◆ Aim:
Extract every line where the string "SOARES" appears.

::: Excerpted records :::

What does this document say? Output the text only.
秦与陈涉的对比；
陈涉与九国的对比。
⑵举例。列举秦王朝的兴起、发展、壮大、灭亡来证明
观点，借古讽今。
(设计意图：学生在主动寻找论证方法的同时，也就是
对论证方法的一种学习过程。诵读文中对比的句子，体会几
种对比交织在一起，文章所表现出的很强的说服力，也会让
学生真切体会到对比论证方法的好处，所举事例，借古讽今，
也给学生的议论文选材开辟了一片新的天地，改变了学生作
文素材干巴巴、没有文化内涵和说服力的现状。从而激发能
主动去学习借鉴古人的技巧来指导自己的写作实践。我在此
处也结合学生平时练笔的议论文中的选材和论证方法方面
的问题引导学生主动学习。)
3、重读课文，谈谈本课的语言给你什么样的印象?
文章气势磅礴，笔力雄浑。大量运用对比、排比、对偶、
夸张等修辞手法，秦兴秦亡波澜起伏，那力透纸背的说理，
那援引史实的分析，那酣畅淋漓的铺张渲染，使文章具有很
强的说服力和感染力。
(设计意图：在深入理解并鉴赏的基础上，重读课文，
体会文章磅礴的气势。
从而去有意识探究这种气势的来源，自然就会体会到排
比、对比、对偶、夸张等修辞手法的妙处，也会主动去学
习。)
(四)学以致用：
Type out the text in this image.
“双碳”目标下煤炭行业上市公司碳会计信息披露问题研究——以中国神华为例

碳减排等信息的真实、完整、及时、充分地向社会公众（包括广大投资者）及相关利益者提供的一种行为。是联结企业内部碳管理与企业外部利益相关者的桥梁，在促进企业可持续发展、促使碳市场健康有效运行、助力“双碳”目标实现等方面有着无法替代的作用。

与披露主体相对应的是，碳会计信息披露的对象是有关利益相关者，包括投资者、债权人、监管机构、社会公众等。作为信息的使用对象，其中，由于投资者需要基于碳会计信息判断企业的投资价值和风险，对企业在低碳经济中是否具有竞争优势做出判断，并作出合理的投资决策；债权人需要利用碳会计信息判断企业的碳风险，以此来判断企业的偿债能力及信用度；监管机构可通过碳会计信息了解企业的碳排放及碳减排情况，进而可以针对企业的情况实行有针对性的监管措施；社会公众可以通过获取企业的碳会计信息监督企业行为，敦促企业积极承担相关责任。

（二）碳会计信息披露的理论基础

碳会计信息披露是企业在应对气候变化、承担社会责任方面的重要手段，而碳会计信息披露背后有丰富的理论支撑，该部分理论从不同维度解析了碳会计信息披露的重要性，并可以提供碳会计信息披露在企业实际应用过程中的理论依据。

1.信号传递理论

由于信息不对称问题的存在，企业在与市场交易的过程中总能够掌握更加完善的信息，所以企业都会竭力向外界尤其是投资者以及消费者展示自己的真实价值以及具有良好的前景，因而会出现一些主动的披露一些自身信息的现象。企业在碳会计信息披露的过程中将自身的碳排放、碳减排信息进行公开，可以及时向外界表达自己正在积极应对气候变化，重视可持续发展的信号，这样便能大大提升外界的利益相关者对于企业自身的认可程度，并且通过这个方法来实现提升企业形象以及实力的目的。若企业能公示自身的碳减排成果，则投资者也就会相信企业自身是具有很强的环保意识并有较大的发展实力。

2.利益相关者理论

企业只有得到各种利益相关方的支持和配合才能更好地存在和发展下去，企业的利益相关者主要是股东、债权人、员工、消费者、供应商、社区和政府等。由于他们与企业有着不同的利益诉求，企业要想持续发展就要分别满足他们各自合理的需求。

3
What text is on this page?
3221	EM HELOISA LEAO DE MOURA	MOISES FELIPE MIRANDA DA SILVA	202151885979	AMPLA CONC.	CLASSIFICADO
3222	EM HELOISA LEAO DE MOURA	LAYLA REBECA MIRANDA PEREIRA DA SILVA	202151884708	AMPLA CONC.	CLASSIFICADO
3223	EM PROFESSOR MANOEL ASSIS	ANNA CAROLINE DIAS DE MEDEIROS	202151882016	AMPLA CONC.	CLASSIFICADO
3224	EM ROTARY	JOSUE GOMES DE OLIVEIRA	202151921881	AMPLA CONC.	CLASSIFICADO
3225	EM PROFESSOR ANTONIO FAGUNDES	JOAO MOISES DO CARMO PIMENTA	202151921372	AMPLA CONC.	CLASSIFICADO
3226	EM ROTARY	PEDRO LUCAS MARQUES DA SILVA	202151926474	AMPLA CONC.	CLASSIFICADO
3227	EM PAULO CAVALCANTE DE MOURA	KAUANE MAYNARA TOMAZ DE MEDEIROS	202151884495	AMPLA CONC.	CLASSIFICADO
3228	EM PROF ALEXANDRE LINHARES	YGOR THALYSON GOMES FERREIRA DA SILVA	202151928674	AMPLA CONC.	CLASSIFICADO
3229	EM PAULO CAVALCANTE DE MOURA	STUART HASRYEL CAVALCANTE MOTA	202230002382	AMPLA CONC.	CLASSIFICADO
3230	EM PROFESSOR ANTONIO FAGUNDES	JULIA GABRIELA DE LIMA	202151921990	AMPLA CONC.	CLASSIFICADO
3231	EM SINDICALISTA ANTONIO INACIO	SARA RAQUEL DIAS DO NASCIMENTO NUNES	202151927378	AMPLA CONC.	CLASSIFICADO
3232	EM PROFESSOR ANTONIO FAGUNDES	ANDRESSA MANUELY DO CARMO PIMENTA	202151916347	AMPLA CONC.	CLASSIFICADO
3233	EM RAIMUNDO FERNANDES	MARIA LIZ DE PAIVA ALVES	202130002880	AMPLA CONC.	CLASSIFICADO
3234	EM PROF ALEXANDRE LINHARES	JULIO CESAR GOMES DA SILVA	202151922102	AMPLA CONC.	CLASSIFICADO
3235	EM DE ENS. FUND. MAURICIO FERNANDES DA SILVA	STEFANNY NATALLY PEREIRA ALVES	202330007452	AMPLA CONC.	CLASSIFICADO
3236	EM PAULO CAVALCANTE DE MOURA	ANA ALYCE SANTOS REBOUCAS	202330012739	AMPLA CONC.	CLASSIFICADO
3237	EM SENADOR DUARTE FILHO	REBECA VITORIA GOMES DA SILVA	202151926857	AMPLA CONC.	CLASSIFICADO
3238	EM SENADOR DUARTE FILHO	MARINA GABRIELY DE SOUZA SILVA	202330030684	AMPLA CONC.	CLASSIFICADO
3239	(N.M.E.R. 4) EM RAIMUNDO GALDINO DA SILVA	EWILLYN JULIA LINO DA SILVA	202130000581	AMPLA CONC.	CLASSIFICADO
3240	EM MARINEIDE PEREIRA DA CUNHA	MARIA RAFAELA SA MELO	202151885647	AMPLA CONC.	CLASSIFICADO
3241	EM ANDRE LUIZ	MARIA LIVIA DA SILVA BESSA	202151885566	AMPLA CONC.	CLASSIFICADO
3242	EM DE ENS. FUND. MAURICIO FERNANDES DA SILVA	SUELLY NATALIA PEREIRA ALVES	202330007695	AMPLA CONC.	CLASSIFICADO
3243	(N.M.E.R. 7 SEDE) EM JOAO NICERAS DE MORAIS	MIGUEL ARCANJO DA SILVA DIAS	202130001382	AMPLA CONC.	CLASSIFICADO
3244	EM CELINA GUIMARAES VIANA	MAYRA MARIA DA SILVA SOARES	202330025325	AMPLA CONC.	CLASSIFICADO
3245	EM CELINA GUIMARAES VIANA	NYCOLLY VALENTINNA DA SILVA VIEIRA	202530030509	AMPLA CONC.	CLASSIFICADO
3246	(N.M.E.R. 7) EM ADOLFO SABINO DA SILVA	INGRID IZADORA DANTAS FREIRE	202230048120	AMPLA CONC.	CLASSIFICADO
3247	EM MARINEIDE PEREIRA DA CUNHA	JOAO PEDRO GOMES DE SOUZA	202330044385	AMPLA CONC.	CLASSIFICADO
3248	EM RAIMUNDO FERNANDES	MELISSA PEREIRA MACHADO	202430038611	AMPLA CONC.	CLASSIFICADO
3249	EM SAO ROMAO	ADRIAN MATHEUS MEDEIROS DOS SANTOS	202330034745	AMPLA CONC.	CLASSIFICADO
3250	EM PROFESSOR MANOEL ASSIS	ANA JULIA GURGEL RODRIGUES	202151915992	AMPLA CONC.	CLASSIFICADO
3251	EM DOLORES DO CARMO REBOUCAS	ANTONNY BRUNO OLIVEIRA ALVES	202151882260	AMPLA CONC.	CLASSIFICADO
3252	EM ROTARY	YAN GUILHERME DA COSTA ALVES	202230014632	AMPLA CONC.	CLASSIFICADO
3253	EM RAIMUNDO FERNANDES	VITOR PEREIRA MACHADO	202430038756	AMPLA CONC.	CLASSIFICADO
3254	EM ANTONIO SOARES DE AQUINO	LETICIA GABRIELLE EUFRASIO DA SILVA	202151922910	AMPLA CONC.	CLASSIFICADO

:::

◆ Exercise response:
3244	EM CELINA GUIMARAES VIANA	MAYRA MARIA DA SILVA SOARES	202330025325	AMPLA CONC.	CLASSIFICADO
3254	EM ANTONIO SOARES DE AQUINO	LETICIA GABRIELLE EUFRASIO DA SILVA	202151922910	AMPLA CONC.	CLASSIFICADO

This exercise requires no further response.